• _Task objective_: Write out the records again, exactly, leaving none out.

[Items listed in a dataset]
-- -- --

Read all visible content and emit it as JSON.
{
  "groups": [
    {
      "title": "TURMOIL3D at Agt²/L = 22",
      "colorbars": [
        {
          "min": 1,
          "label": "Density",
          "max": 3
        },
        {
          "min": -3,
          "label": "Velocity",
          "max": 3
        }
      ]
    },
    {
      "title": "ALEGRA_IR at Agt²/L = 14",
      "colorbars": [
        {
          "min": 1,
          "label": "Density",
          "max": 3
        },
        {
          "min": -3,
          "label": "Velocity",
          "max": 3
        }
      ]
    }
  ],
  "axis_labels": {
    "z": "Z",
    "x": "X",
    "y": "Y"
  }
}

-- -- --

• _Exercise solution_:
Read all visible content and emit it as JSON.
{
  "groups": [
    {
      "title": "TURMOIL3D at Agt²/L = 22",
      "colorbars": [
        {
          "min": 1,
          "label": "Density",
          "max": 3
        },
        {
          "min": -3,
          "label": "Velocity",
          "max": 3
        }
      ]
    },
    {
      "title": "ALEGRA_IR at Agt²/L = 14",
      "colorbars": [
        {
          "min": 1,
          "label": "Density",
          "max": 3
        },
        {
          "min": -3,
          "label": "Velocity",
          "max": 3
        }
      ]
    }
  ],
  "axis_labels": {
    "z": "Z",
    "x": "X",
    "y": "Y"
  }
}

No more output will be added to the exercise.